● **Directions**: Below are the records; copy each line in them that holds the word "Apologies".
— begin Supplied data —
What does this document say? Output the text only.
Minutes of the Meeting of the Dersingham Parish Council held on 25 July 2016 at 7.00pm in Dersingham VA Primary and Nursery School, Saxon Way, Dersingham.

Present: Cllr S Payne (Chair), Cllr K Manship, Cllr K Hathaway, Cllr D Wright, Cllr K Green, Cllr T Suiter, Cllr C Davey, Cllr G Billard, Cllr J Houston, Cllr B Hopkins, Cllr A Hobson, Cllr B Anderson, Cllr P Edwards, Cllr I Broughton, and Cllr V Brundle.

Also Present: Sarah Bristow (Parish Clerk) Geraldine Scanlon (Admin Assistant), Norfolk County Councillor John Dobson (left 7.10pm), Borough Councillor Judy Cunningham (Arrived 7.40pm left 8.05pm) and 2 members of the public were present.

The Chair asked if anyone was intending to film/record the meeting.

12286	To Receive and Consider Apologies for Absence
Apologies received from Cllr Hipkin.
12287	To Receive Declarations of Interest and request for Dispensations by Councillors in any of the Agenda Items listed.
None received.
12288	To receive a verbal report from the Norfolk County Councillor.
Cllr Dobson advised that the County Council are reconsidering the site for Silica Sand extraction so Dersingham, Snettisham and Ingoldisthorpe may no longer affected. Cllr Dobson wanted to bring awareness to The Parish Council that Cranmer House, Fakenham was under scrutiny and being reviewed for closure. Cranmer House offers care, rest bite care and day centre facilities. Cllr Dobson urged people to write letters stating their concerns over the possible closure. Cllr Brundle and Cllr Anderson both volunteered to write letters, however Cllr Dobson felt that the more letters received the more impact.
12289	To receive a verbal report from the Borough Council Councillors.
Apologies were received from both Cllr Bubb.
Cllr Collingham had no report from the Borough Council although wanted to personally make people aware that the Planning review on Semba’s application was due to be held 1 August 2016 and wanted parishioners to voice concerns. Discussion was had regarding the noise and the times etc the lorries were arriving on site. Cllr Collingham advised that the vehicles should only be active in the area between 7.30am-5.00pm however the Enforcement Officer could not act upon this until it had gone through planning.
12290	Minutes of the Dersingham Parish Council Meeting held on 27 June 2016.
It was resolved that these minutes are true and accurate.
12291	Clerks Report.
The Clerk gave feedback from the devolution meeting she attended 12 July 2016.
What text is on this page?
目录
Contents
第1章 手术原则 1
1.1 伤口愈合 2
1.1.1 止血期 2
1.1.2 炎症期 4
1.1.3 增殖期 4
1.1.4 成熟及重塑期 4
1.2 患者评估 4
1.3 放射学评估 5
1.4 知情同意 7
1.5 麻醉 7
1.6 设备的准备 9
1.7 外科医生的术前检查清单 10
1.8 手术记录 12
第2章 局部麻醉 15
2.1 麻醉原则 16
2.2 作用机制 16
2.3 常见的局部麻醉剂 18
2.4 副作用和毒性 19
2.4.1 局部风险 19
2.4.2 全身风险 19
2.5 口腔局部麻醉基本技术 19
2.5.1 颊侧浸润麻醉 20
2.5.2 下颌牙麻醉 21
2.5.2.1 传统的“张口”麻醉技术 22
— end Supplied data —
● **Complete answer**:
12286	To Receive and Consider Apologies for Absence
Apologies received from Cllr Hipkin.
Apologies were received from both Cllr Bubb.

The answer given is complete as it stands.